• **WHAT TO DO**: Pull out every line below that holds the word "NORMAL".

━━━━━━━━━━━━━━━━━━━━━━━━━━━━━━

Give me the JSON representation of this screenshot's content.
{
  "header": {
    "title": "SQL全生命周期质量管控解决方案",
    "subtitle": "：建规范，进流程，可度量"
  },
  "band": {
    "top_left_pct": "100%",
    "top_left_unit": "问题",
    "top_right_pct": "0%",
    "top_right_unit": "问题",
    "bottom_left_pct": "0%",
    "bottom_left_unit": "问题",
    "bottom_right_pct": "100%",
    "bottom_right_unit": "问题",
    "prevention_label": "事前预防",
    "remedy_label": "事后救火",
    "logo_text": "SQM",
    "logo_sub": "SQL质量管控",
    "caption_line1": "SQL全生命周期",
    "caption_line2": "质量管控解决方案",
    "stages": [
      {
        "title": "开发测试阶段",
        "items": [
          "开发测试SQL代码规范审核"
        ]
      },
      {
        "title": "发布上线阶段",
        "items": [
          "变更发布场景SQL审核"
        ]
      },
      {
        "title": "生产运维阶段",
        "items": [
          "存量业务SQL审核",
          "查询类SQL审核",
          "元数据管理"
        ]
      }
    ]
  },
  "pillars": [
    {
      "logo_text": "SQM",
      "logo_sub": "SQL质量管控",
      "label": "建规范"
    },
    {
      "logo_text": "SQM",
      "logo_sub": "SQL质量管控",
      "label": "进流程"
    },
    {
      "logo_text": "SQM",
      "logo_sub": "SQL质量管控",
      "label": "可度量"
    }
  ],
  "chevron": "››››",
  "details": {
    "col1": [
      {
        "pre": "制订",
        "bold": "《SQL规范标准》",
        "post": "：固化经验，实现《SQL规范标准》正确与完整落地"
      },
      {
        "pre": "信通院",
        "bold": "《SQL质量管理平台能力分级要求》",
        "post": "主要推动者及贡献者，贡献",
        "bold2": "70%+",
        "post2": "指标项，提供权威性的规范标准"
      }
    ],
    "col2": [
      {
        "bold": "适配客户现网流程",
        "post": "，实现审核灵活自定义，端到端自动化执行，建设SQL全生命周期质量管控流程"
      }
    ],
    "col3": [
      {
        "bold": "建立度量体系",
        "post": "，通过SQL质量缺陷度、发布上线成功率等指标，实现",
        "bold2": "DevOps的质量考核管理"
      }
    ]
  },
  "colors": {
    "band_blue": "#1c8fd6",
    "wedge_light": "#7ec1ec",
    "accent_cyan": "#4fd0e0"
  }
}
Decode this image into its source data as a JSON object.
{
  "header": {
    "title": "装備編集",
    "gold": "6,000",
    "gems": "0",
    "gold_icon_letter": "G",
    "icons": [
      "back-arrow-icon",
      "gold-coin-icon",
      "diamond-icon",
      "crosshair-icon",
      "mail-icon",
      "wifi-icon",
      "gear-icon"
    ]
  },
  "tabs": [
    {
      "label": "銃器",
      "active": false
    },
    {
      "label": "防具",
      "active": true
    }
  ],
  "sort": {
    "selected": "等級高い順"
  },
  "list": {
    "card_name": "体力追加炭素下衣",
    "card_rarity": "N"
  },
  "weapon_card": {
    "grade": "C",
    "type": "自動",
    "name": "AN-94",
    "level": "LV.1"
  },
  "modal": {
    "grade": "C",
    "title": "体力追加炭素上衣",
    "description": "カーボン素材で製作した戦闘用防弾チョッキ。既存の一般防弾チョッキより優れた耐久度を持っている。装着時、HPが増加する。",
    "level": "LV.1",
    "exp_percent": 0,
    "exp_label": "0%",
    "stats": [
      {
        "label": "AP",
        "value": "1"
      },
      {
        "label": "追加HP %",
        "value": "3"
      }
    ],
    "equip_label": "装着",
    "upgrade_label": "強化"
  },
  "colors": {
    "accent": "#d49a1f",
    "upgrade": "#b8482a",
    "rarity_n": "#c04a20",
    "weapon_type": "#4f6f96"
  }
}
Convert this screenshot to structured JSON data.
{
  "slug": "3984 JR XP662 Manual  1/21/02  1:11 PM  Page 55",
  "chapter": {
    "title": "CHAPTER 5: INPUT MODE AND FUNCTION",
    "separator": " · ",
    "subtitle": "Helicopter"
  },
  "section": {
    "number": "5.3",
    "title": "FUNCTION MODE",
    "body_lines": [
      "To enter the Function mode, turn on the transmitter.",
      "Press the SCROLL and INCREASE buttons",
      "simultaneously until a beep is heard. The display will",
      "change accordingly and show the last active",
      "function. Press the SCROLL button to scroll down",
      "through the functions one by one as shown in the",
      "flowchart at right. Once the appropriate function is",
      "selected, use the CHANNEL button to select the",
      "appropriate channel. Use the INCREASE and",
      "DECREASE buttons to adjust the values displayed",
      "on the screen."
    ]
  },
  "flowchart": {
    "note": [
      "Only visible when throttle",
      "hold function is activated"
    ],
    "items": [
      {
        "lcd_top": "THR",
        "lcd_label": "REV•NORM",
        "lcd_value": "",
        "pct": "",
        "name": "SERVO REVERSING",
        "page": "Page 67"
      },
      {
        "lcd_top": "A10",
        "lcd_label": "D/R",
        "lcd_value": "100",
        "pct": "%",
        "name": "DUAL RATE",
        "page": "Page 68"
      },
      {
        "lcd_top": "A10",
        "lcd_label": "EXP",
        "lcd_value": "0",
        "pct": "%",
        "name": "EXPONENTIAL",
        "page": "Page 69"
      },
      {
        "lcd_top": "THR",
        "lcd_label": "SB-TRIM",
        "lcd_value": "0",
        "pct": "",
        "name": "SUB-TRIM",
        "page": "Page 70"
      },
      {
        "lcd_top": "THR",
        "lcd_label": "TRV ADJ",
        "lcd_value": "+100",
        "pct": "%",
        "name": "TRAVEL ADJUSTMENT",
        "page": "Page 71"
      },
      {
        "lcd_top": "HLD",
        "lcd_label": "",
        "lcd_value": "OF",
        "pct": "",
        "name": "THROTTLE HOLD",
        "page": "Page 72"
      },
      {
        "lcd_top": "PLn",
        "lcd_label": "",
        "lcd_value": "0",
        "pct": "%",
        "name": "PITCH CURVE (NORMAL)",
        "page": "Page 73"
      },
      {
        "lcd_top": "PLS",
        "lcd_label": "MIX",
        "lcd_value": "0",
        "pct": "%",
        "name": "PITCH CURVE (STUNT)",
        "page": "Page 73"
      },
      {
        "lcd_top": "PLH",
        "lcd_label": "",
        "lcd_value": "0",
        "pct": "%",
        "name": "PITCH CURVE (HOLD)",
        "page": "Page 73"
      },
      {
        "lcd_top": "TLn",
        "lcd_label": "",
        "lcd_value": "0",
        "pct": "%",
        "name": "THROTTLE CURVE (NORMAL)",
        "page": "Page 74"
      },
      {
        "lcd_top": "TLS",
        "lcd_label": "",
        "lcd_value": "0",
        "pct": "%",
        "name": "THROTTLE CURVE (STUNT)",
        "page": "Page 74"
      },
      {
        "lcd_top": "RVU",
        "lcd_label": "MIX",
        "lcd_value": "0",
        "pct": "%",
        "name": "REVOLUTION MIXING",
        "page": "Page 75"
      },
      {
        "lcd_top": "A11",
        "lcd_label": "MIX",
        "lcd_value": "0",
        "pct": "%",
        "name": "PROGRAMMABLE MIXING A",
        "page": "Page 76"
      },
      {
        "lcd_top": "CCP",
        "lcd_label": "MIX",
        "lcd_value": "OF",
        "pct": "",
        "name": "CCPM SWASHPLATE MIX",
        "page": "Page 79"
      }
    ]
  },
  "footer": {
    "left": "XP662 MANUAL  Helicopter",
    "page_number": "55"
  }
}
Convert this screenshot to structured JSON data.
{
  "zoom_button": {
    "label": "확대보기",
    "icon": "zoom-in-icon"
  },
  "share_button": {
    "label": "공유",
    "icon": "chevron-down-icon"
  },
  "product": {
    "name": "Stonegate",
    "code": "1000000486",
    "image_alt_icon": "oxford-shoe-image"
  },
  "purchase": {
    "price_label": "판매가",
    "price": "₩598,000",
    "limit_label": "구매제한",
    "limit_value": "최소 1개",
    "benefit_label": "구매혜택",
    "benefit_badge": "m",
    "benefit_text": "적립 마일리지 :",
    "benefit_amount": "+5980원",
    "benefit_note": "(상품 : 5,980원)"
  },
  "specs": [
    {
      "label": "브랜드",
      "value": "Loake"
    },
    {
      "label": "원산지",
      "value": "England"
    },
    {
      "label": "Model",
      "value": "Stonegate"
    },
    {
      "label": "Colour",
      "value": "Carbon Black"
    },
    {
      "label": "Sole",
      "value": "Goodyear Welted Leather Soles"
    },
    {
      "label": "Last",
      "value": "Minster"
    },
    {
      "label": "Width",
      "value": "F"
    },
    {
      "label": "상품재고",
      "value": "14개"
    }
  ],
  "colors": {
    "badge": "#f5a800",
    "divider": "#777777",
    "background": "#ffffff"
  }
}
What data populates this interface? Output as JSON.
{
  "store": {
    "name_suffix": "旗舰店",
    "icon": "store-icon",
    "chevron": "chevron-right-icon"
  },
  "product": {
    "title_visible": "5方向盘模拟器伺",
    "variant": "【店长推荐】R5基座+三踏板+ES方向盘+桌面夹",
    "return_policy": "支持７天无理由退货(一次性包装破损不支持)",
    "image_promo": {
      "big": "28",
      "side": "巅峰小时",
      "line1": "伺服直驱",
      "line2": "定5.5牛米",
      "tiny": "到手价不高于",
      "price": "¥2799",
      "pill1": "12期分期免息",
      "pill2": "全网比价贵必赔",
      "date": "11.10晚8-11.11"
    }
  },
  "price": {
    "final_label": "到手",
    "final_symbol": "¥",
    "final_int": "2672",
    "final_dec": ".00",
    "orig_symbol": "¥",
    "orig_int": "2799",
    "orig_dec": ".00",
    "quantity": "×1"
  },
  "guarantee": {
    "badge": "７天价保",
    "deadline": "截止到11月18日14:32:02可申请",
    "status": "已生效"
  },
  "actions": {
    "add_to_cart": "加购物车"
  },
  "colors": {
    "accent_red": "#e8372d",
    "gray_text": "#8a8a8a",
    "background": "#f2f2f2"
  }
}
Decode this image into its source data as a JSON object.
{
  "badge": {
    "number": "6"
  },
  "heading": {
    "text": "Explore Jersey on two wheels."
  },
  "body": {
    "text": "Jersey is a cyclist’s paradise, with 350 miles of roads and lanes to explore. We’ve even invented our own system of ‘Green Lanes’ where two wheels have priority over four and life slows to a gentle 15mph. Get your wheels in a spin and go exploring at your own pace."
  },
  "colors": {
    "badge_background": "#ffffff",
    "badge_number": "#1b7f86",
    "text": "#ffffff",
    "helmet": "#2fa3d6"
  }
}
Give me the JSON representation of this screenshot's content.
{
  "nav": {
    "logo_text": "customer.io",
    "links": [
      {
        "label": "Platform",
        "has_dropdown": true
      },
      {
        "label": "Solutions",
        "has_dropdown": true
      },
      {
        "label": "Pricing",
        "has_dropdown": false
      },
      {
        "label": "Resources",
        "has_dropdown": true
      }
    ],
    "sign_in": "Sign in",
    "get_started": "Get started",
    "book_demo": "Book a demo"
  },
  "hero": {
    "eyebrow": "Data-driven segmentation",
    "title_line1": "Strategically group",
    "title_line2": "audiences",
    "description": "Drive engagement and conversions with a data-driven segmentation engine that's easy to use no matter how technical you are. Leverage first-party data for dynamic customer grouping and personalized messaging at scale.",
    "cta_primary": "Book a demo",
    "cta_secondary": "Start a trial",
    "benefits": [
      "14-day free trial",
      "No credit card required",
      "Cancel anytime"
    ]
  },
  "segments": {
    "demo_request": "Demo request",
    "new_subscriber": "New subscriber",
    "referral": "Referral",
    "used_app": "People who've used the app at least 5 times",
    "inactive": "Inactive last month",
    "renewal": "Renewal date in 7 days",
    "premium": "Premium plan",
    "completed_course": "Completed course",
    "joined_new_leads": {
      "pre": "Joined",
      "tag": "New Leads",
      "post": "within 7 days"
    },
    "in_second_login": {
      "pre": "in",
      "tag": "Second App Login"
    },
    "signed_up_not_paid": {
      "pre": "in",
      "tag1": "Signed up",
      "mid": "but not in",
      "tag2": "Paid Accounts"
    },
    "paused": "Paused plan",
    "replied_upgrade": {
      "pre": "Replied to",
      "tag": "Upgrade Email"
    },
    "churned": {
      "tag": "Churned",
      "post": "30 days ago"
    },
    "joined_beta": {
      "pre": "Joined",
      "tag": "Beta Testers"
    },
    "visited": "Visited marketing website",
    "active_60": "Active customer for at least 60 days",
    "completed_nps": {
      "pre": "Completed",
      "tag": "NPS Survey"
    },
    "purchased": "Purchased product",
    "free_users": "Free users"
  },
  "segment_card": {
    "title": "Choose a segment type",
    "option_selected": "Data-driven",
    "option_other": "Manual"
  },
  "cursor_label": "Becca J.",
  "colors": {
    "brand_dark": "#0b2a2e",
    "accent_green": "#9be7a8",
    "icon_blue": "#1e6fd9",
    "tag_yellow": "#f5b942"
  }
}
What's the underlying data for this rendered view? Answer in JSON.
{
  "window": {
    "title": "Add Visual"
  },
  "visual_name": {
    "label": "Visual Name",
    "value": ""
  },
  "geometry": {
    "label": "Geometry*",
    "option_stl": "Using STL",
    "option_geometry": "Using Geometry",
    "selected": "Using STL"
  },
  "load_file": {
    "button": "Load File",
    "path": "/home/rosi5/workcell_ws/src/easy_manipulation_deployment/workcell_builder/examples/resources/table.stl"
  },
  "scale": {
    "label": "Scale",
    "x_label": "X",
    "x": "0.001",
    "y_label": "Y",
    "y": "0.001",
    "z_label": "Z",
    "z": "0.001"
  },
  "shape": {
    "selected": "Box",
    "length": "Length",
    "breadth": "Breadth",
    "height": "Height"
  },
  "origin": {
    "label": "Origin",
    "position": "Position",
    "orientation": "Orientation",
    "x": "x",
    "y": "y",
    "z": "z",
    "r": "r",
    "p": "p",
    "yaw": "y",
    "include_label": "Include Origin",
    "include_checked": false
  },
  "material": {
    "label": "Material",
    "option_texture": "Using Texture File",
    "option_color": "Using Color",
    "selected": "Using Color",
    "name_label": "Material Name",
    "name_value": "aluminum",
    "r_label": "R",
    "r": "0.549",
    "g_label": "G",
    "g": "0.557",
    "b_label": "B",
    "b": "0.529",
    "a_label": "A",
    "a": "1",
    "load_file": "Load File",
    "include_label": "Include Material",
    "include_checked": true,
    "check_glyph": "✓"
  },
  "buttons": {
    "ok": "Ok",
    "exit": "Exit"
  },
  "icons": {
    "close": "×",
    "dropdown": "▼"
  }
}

━━━━━━━━━━━━━━━━━━━━━━━━━━━━━━

• **EXPECTED OUTPUT**:
        "name": "PITCH CURVE (NORMAL)",
        "name": "THROTTLE CURVE (NORMAL)",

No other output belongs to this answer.